__Work to complete__.
Output the material beneath this task exactly, images excluded.

[Stored records]
---
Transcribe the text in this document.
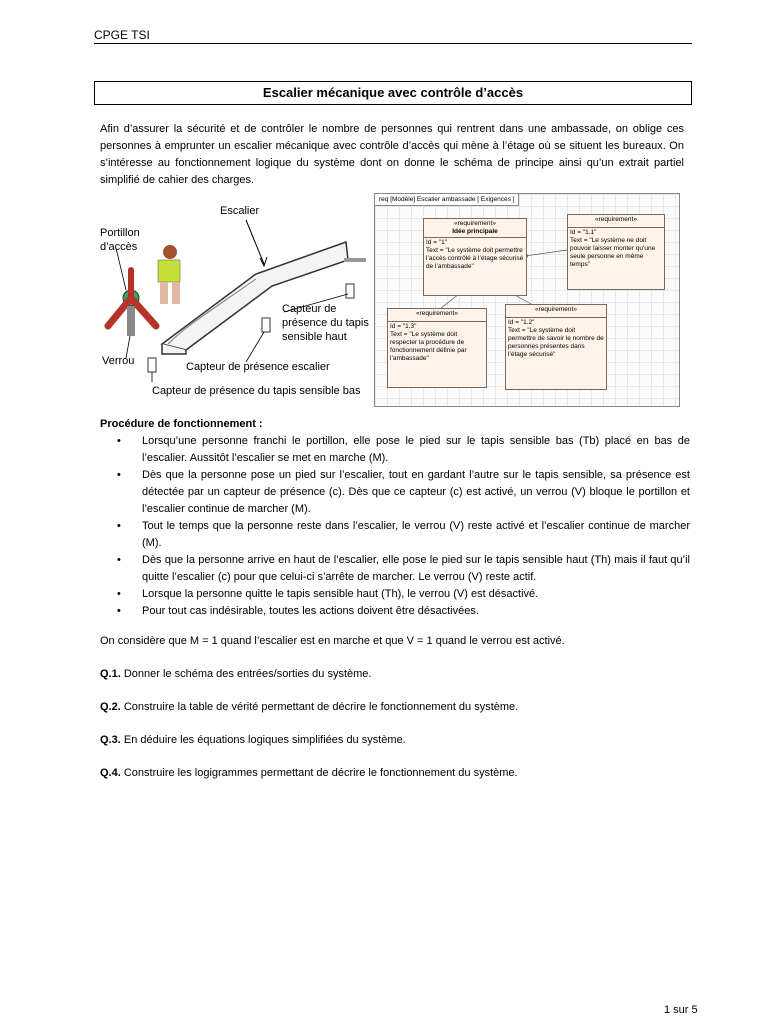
CPGE TSI
Escalier mécanique avec contrôle d’accès
Afin d’assurer la sécurité et de contrôler le nombre de personnes qui rentrent dans une ambassade, on oblige ces personnes à emprunter un escalier mécanique avec contrôle d’accès qui mène à l’étage où se situent les bureaux. On s’intéresse au fonctionnement logique du système dont on donne le schéma de principe ainsi qu’un extrait partiel simplifié de cahier des charges.
Escalier
Portillon d’accès
Verrou
Capteur de présence du tapis sensible haut
Capteur de présence escalier
Capteur de présence du tapis sensible bas
req [Modèle] Escalier ambassade [ Exigences ]
«requirement»
Idée principale
Id = "1"
Text = "Le système doit permettre l’accès contrôlé à l’étage sécurisé de l’ambassade"
«requirement»
Id = "1.1"
Text = "Le système ne doit pouvoir laisser monter qu’une seule personne en même temps"
«requirement»
Id = "1.3"
Text = "Le système doit respecter la procédure de fonctionnement définie par l’ambassade"
«requirement»
Id = "1.2"
Text = "Le système doit permettre de savoir le nombre de personnes présentes dans l’étage sécurisé"
Procédure de fonctionnement :
• Lorsqu’une personne franchi le portillon, elle pose le pied sur le tapis sensible bas (Tb) placé en bas de l’escalier. Aussitôt l’escalier se met en marche (M).
• Dès que la personne pose un pied sur l’escalier, tout en gardant l’autre sur le tapis sensible, sa présence est détectée par un capteur de présence (c). Dès que ce capteur (c) est activé, un verrou (V) bloque le portillon et l’escalier continue de marcher (M).
• Tout le temps que la personne reste dans l’escalier, le verrou (V) reste activé et l’escalier continue de marcher (M).
• Dès que la personne arrive en haut de l’escalier, elle pose le pied sur le tapis sensible haut (Th) mais il faut qu’il quitte l’escalier (c) pour que celui-ci s’arrête de marcher. Le verrou (V) reste actif.
• Lorsque la personne quitte le tapis sensible haut (Th), le verrou (V) est désactivé.
• Pour tout cas indésirable, toutes les actions doivent être désactivées.
On considère que M = 1 quand l’escalier est en marche et que V = 1 quand le verrou est activé.
Q.1. Donner le schéma des entrées/sorties du système.
Q.2. Construire la table de vérité permettant de décrire le fonctionnement du système.
Q.3. En déduire les équations logiques simplifiées du système.
Q.4. Construire les logigrammes permettant de décrire le fonctionnement du système.
1 sur 5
---
__Answer for the task__.
Transcribe the text in this document.
CPGE TSI
Escalier mécanique avec contrôle d’accès
Afin d’assurer la sécurité et de contrôler le nombre de personnes qui rentrent dans une ambassade, on oblige ces personnes à emprunter un escalier mécanique avec contrôle d’accès qui mène à l’étage où se situent les bureaux. On s’intéresse au fonctionnement logique du système dont on donne le schéma de principe ainsi qu’un extrait partiel simplifié de cahier des charges.
Escalier
Portillon d’accès
Verrou
Capteur de présence du tapis sensible haut
Capteur de présence escalier
Capteur de présence du tapis sensible bas
req [Modèle] Escalier ambassade [ Exigences ]
«requirement»
Idée principale
Id = "1"
Text = "Le système doit permettre l’accès contrôlé à l’étage sécurisé de l’ambassade"
«requirement»
Id = "1.1"
Text = "Le système ne doit pouvoir laisser monter qu’une seule personne en même temps"
«requirement»
Id = "1.3"
Text = "Le système doit respecter la procédure de fonctionnement définie par l’ambassade"
«requirement»
Id = "1.2"
Text = "Le système doit permettre de savoir le nombre de personnes présentes dans l’étage sécurisé"
Procédure de fonctionnement :
• Lorsqu’une personne franchi le portillon, elle pose le pied sur le tapis sensible bas (Tb) placé en bas de l’escalier. Aussitôt l’escalier se met en marche (M).
• Dès que la personne pose un pied sur l’escalier, tout en gardant l’autre sur le tapis sensible, sa présence est détectée par un capteur de présence (c). Dès que ce capteur (c) est activé, un verrou (V) bloque le portillon et l’escalier continue de marcher (M).
• Tout le temps que la personne reste dans l’escalier, le verrou (V) reste activé et l’escalier continue de marcher (M).
• Dès que la personne arrive en haut de l’escalier, elle pose le pied sur le tapis sensible haut (Th) mais il faut qu’il quitte l’escalier (c) pour que celui-ci s’arrête de marcher. Le verrou (V) reste actif.
• Lorsque la personne quitte le tapis sensible haut (Th), le verrou (V) est désactivé.
• Pour tout cas indésirable, toutes les actions doivent être désactivées.
On considère que M = 1 quand l’escalier est en marche et que V = 1 quand le verrou est activé.
Q.1. Donner le schéma des entrées/sorties du système.
Q.2. Construire la table de vérité permettant de décrire le fonctionnement du système.
Q.3. En déduire les équations logiques simplifiées du système.
Q.4. Construire les logigrammes permettant de décrire le fonctionnement du système.
1 sur 5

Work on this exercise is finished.